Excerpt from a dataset
-*-*-
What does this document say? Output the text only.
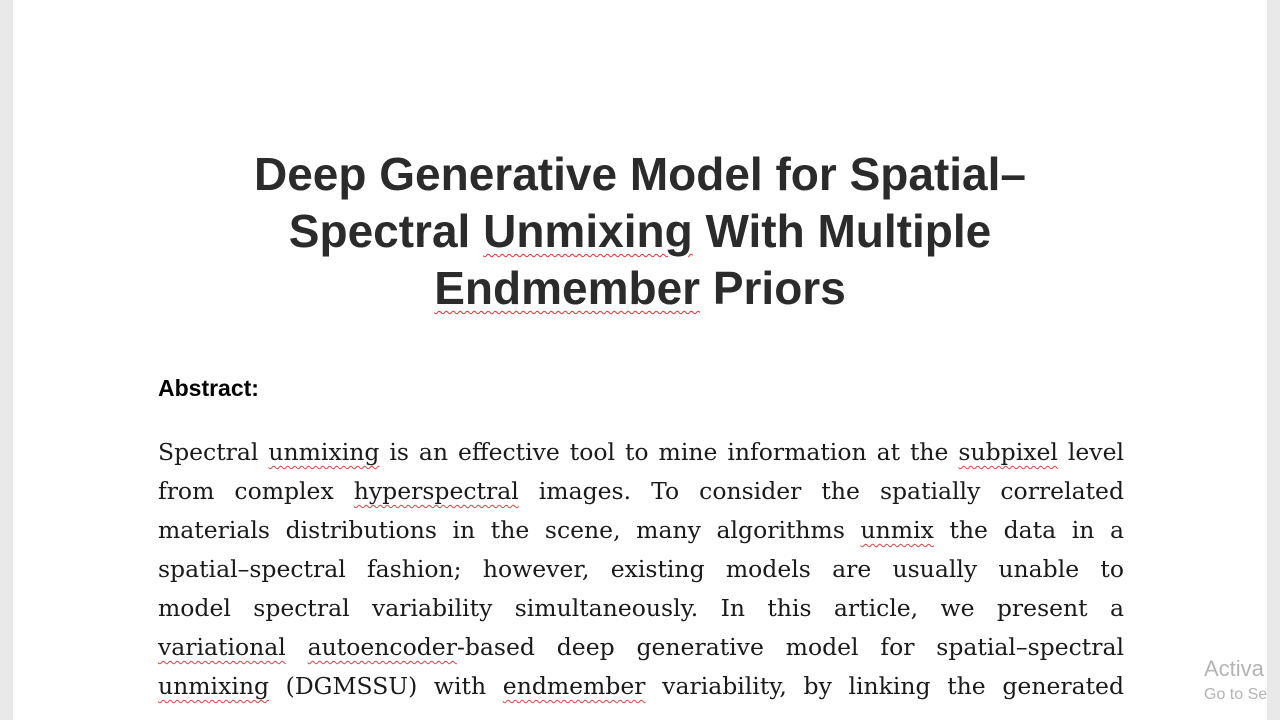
Deep Generative Model for Spatial–
Spectral Unmixing With Multiple
Endmember Priors
Abstract:
Spectral unmixing is an effective tool to mine information at the subpixel level
from complex hyperspectral images. To consider the spatially correlated
materials distributions in the scene, many algorithms unmix the data in a
spatial–spectral fashion; however, existing models are usually unable to
model spectral variability simultaneously. In this article, we present a
variational autoencoder-based deep generative model for spatial–spectral
unmixing (DGMSSU) with endmember variability, by linking the generated
Activa
Go to Se
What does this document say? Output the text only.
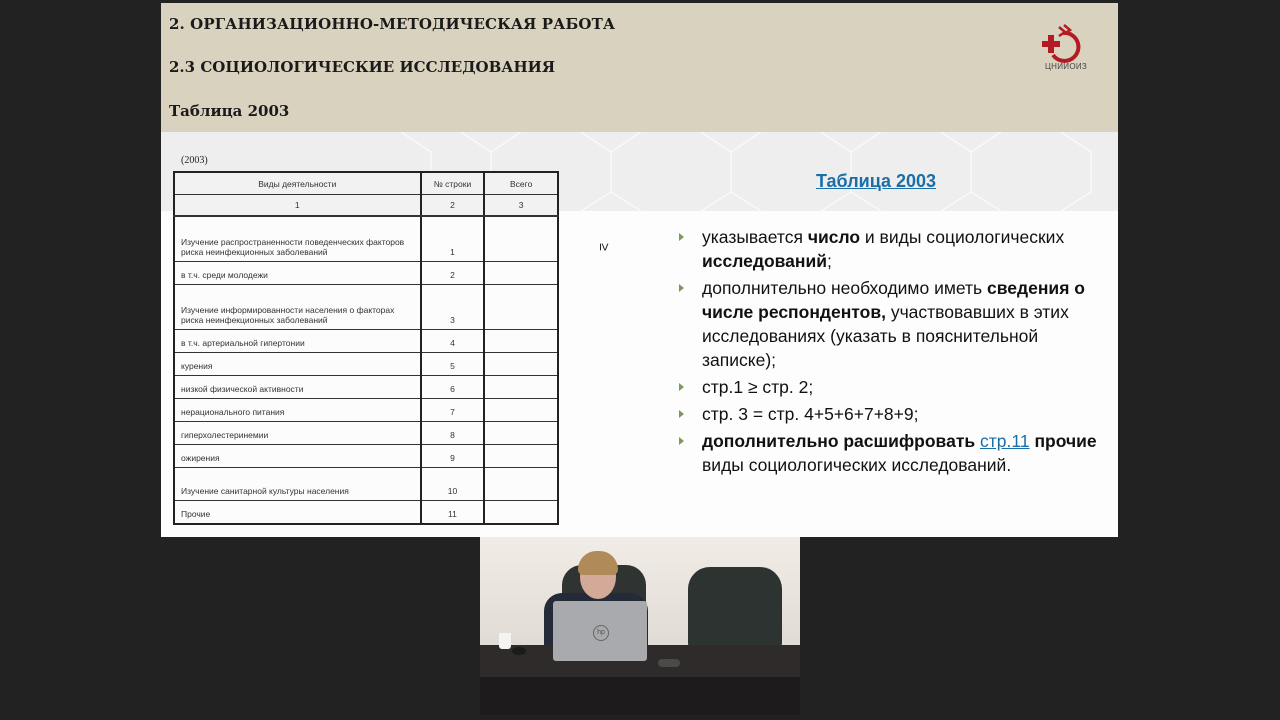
2. ОРГАНИЗАЦИОННО-МЕТОДИЧЕСКАЯ РАБОТА
2.3 СОЦИОЛОГИЧЕСКИЕ ИССЛЕДОВАНИЯ
Таблица 2003
ЦНИИОИЗ
(2003)
Виды деятельности	№ строки	Всего
1	2	3
Изучение распространенности поведенческих факторов риска неинфекционных заболеваний	1	
в т.ч. среди молодежи	2	
Изучение информированности населения о факторах риска неинфекционных заболеваний	3	
в т.ч. артериальной гипертонии	4	
курения	5	
низкой физической активности	6	
нерационального питания	7	
гиперхолестеринемии	8	
ожирения	9	
Изучение санитарной культуры населения	10	
Прочие	11	
Таблица 2003
≥	указывается число и виды социологических исследований;
дополнительно необходимо иметь сведения о числе респондентов, участвовавших в этих исследованиях (указать в пояснительной записке);
стр.1 ≥ стр. 2;
стр. 3 = стр. 4+5+6+7+8+9;
дополнительно расшифровать стр.11 прочие виды социологических исследований.
hp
-*-*-
WRITTEN INSTRUCTION >>
Show each line of the data that contains the string "риска".

TASK RESULT >>
Изучение распространенности поведенческих факторов риска неинфекционных заболеваний	1	
Изучение информированности населения о факторах риска неинфекционных заболеваний	3	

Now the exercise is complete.